• Given task
Tally the lines containing the word "arrow" and give the total alone.
::: Exercise input
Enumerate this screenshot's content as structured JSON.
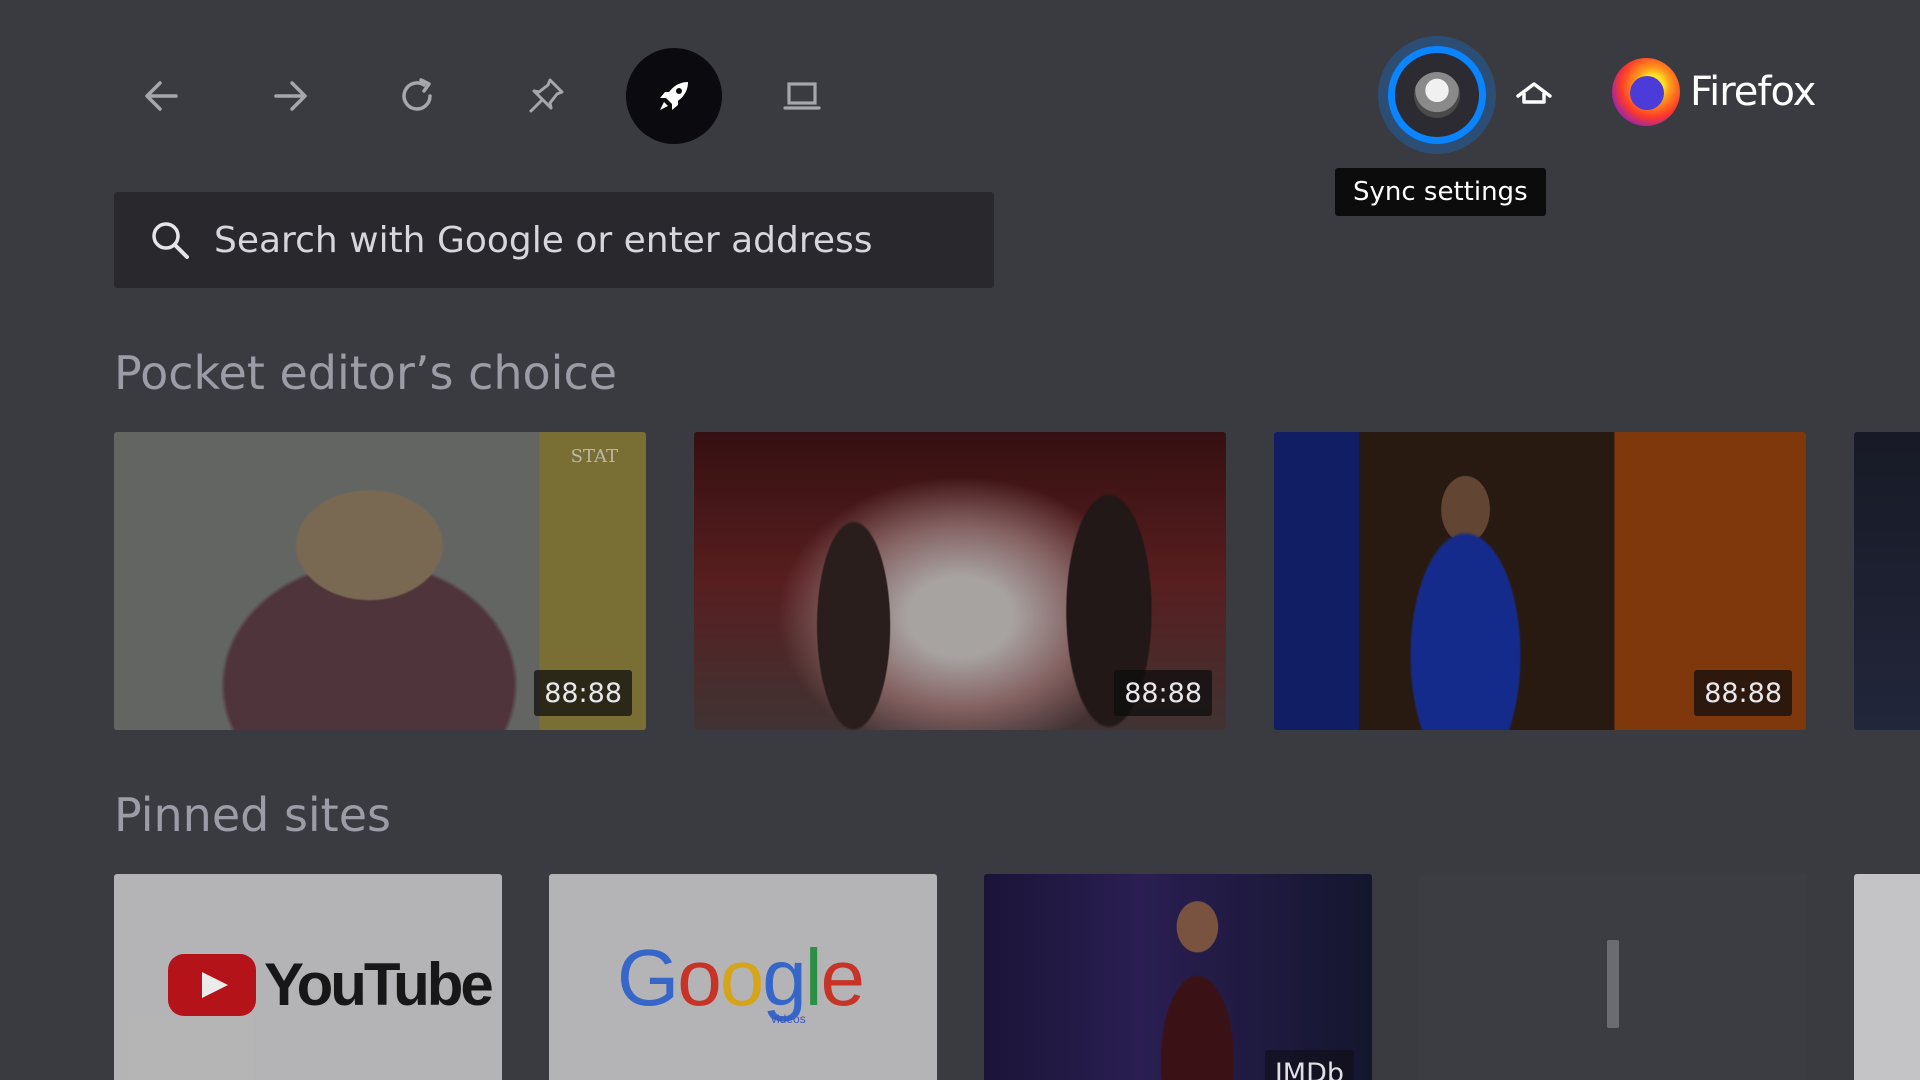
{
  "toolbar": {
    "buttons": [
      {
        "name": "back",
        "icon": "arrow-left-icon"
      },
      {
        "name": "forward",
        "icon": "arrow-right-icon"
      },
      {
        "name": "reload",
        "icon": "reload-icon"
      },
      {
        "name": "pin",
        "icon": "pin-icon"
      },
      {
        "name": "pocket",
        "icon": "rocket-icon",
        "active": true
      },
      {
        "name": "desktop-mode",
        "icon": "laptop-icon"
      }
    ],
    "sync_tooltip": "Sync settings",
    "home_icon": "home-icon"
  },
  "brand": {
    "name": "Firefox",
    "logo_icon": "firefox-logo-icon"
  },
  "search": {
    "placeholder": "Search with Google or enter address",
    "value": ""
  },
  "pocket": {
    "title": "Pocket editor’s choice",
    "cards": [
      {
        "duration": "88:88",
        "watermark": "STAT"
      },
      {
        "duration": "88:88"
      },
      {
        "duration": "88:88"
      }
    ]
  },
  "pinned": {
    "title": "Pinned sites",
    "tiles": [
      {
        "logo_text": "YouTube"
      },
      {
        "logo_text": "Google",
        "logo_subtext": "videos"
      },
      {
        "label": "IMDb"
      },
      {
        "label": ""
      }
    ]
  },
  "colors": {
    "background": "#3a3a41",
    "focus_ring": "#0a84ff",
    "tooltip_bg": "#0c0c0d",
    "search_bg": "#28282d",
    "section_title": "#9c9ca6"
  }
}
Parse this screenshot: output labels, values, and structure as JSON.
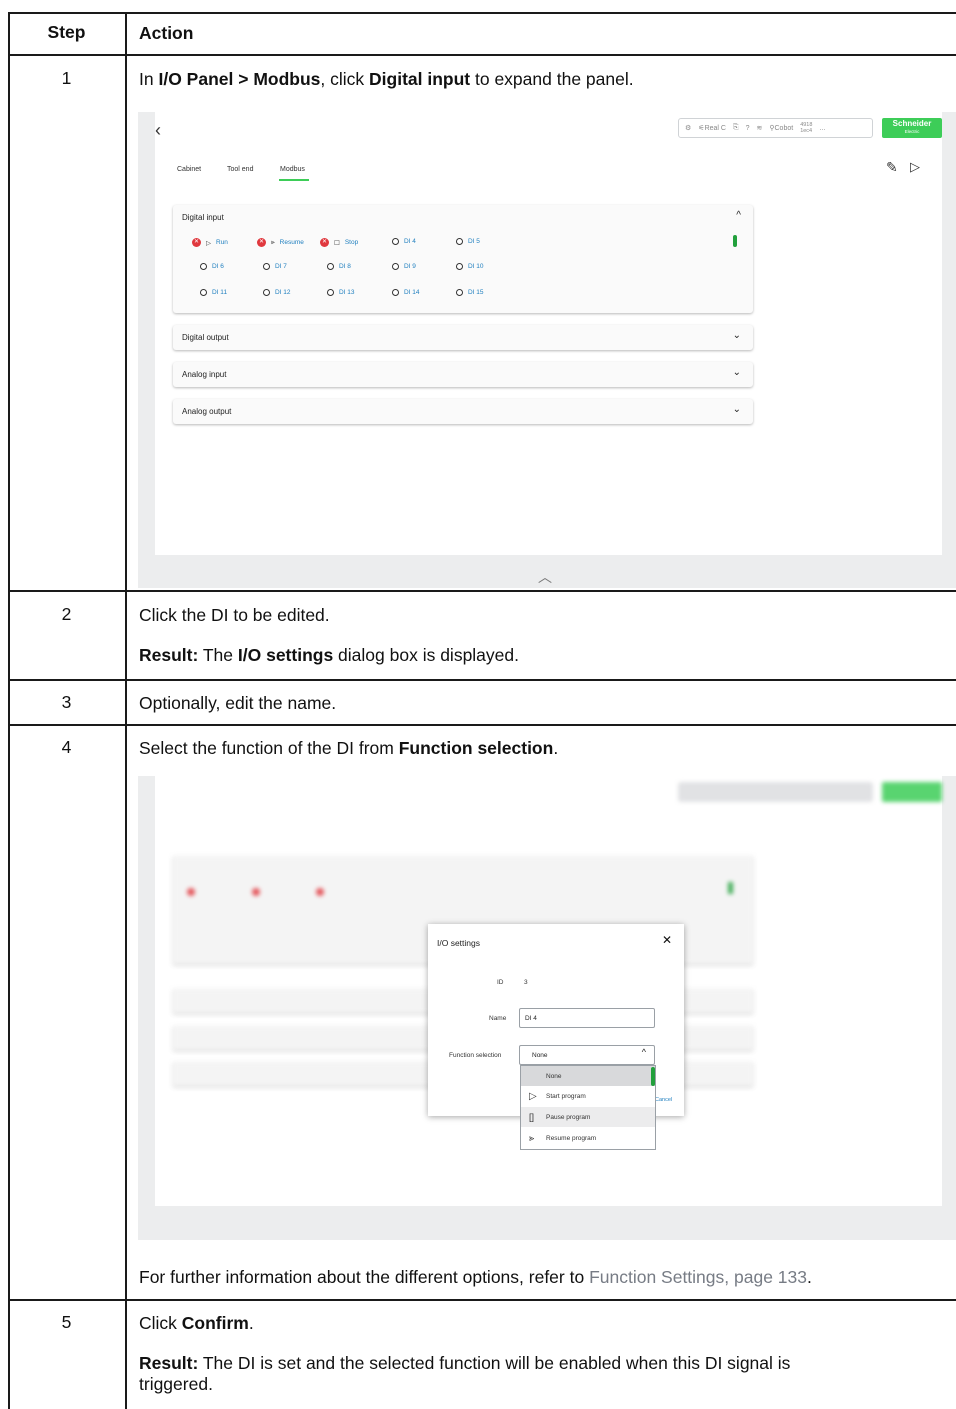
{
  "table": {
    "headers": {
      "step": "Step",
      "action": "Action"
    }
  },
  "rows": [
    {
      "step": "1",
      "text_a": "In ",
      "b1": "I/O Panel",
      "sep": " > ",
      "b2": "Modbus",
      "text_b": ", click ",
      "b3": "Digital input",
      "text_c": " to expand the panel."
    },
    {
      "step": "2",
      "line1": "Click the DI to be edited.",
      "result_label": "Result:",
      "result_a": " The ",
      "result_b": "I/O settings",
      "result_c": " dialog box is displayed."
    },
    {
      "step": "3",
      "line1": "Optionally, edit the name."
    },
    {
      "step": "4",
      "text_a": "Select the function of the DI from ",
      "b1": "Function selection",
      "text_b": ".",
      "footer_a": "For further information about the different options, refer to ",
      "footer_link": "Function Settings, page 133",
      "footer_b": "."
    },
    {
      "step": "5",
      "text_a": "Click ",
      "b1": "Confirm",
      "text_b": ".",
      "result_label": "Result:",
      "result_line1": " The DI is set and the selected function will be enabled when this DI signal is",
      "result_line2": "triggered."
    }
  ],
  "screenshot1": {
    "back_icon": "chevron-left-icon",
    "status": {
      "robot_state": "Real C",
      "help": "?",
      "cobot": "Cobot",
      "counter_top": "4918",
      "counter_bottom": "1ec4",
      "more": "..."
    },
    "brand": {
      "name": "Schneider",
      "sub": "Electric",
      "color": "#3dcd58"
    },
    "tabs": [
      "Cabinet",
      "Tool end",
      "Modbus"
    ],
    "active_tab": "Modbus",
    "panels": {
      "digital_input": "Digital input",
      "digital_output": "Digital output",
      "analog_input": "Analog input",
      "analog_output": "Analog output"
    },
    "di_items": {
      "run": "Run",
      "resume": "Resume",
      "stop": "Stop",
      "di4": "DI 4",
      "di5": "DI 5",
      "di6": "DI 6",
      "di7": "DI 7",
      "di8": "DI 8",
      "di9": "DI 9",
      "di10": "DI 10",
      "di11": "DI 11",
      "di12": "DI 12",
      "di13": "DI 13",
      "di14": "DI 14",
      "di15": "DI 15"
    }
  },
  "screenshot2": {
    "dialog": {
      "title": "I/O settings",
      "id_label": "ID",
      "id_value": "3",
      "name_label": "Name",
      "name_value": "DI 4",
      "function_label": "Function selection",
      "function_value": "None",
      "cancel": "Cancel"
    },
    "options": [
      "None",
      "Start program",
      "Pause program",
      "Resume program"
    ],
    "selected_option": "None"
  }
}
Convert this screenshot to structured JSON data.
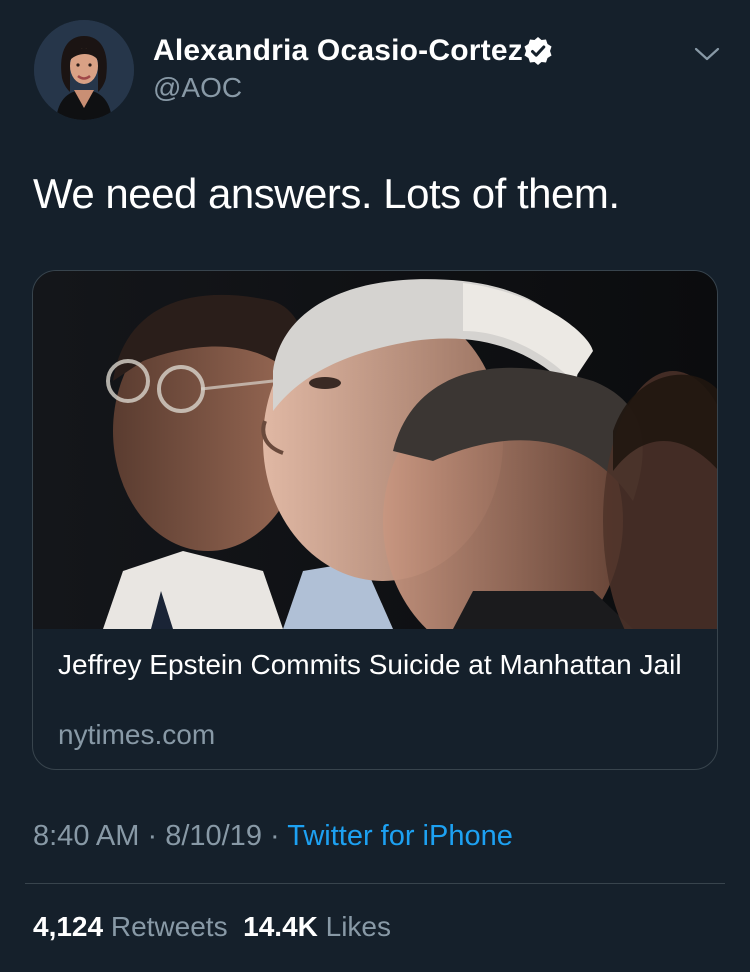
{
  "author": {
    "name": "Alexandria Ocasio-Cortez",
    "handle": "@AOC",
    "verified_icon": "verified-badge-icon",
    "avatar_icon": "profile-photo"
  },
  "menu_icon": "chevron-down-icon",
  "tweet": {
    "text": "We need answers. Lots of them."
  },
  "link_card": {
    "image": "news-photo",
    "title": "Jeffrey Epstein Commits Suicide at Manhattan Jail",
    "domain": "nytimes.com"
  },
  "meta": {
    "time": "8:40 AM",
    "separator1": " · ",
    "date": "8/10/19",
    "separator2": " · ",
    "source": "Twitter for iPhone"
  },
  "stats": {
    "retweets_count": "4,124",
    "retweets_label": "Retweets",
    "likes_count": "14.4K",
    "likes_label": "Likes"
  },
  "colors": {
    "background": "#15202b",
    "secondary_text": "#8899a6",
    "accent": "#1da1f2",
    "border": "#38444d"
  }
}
::::::
• Expected answer
2